— Start of DOCUMENT EXCERPT —
I have a little less than a month left here, depending on when I finally decide to leave. I’ve been putting it off. I can leave as early as July 5th, after which I’ll take classes at the state university in my town, and…then what? I know I can’t stay here, but I haven’t heard back from a single job (except for the one that told me that they would interview me if I were only in the States). I know that if it weren’t for my friends and my family here, my time in Korea would seem like a dream, so far removed is it from the region its promoters so optimistically name The Mountain South. I’m pretty distant from the Eastman Kodak plant here.

I have no problem going home as long as I have something new to which I can move on. I’m not ready for this to be the pinnacle of my life. I’m a little scared of how fast I’m afraid this experience is going to disappear from my life, but I might be more worried that once those shirts and dresses that were so beautiful here disappear, I’ll have nothing to hold in their place.



Tuesday, 4/29: in a school by the sea
April 29, 2008, 4:45 pm
Filed under: actual transcripts, life on Jeju, life progress, skool

Student haiku:

I like spring so much

There are lots of flowers

It is warm, dear.

Are you a student?

I think I am a student.

So, I must study.

See, I bet you didn’t even know that your heart was made of ice until you felt it melt. (Also, aren’t accurate syllable counts overrated?)

I was talking to Scooter today for the first time in a while and describing my current jobless plight, and he reminded me that I live on a gorgeous island where the weather is really nice right now, which is true. I just need to get this stuff out so I can stop worrying about it. Of course, if I just relax and don’t send off any cover letters, I will never get a job, because no one will know I want one.

It is a nice time to live here. I just need to remember that. The Green Eggs and Ham lesson went surprisingly badly, but because my Tuesday kids are so far ahead, I don’t really have to worry about it for a while. Meanwhile, Oregon is coming to watch my kids haiku it up tomorrow, and I’m quite excited.



Thursday, 3/6: I just want some trail mix
March 6, 2008, 2:38 pm
Filed under: U S of A, host mom, host sister, life on Jeju, life progress, pipe dreams, the future

The first thing I should establish here is that I’m not going to grad school next year.

To be fair, Columbia’s rejection letter was really nice - they think my academic credentials are stellar, they encourage less than 5% of their applicants to reapply but they really want to see me again, I just need to get some more work experience, blah blah blah. And as Miguk Oma says, they certainly didn’t have to write all of that.

I found all this out yesterday morning, before I had my laptop back, i.e. sitting in the freezing living room squinting at the stupid host family computer. I was not initially fazed. I found out on Tuesday that I got an interview for the AIF fellowship, which is promising. And I’m reasonably sure that if I apply again, I not only have a good chance of getting in, but I might actually get some money to fund my poor educational dreams.
— End of DOCUMENT EXCERPT —
— Start of INFORMATION SUPPLIED —
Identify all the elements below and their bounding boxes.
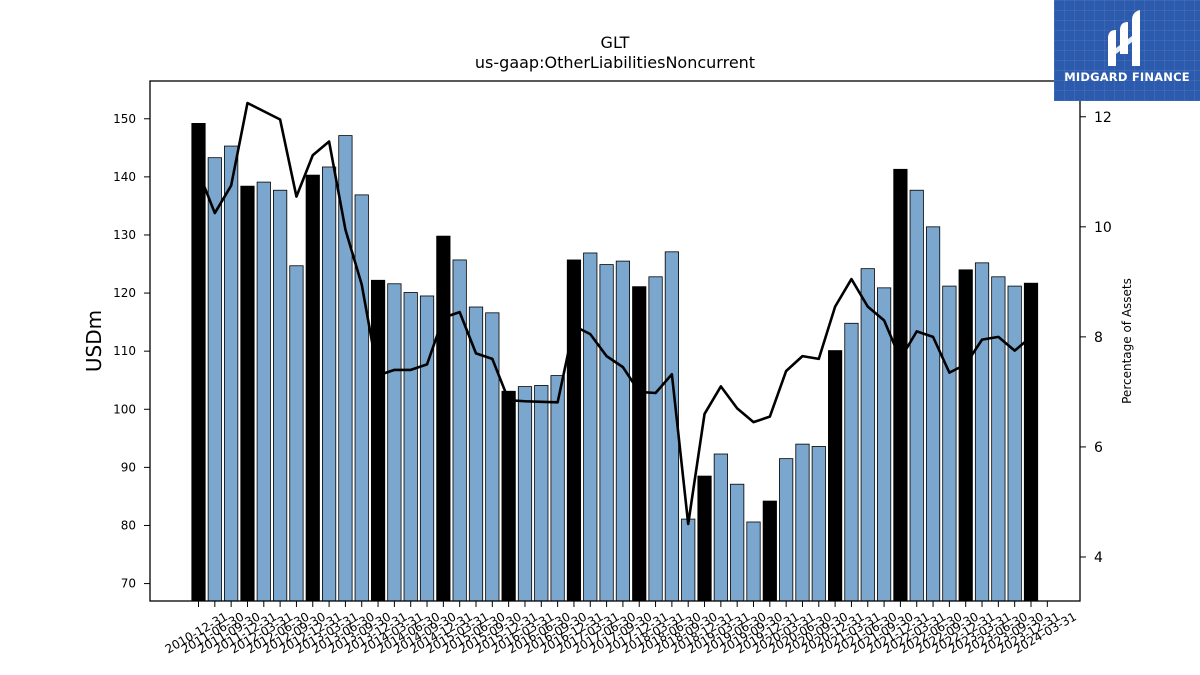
— End of INFORMATION SUPPLIED —
= TASK SET =
a - According to the Jeju blog excerpt, which school sent the writer a rejection letter?
b - For each statement, decide whether the Jeju blog excerpt supports it. Answer yes or no, and quote the words from the excerpt that decide it.
(i) The writer plans to attend grad school next year.
(ii) The writer was offered an interview for the AIF fellowship.
(iii) The Green Eggs and Ham lesson went well.
c - Write the next part of the Jeju blog excerpt, starting after its last sentence.
The material was drawn from a separate source unrelated to the Jeju blog excerpt.

= OUTPUTS BY TASK =
a - Columbia.

b -
(i) No: "I’m not going to grad school next year."
(ii) Yes: "I found out on Tuesday that I got an interview for the AIF fellowship"
(iii) No: "The Green Eggs and Ham lesson went surprisingly badly"

c -
Subconsciously, however, this information started to stress me out. Basically, yesterday just sort of spun out into this sort of nunchi nightmare. Nunchi, for those of you who are not schooled in Korean culture, is the ability to sort of suss out a situation, to avoid making the sort of social miscues that Korean society abhors. I guess the news that my future is a lot less certain than I was hoping sort of dulled my nunchi, because I kept upsetting the kibun everywhere I went, including but not limited to: overextending myself at the inconvenience of other people, accidentally making Omma take me and some other teacher she knew to a really expensive eel restaurant near the Jeju Student Culture Center, accidentally sitting in the wrong seat on the bus, etc. I think the low point of my day was when I went to both E AND Lotte Marts to find some trail mix and I just couldn’t find any and I almost started crying in the store. I knew perfectly well that Korean stores do sell trail mix, but apparently none of those stores are in SinJeju, so I ended up having to buy separate trail mix components, which, for the record, are really expensive.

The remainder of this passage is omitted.